-- start GIVEN DATA --
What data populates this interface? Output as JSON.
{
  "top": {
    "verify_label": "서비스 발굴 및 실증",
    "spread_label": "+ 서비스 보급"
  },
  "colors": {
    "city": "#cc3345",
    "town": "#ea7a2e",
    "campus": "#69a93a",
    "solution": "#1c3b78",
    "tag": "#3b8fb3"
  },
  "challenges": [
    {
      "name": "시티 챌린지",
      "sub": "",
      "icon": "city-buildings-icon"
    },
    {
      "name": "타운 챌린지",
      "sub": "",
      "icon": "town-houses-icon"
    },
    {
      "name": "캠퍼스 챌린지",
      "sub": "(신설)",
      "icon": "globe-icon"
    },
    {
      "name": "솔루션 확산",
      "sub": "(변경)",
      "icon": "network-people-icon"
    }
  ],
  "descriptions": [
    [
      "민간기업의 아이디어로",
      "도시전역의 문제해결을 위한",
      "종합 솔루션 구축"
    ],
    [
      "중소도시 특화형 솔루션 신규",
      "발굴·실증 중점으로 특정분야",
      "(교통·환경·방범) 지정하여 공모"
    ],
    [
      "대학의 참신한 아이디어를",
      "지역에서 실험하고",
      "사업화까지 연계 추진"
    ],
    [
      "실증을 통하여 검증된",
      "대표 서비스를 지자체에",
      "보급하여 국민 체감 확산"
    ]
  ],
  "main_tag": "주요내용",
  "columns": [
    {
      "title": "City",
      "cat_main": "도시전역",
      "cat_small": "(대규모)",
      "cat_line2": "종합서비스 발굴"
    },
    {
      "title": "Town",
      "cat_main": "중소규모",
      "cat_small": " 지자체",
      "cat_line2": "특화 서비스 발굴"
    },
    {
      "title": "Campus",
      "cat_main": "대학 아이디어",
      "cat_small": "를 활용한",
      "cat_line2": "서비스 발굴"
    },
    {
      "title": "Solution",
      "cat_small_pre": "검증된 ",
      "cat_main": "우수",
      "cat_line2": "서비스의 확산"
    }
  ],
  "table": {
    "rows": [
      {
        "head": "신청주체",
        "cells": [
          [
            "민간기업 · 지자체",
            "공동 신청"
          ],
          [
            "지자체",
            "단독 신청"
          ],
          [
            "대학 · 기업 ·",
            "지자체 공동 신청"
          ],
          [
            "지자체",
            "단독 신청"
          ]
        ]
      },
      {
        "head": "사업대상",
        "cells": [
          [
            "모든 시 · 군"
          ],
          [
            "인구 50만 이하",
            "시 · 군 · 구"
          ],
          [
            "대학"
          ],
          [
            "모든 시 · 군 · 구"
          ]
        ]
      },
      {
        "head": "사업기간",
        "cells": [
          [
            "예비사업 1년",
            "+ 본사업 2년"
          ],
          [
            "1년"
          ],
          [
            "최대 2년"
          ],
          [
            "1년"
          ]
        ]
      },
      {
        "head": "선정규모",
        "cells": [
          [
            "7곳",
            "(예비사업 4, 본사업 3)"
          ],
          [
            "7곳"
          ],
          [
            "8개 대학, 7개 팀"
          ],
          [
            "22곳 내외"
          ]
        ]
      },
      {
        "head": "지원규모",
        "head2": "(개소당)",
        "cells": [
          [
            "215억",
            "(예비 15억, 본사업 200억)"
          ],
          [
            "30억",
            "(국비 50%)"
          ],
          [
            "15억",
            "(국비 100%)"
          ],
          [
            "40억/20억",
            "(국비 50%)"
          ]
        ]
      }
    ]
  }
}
-- end GIVEN DATA --
### WHAT YOU ARE ASKED TO DO
Filter the entries down to the lines containing "icon". Copy each of those lines.

### THE RESULT
      "icon": "city-buildings-icon"
      "icon": "town-houses-icon"
      "icon": "globe-icon"
      "icon": "network-people-icon"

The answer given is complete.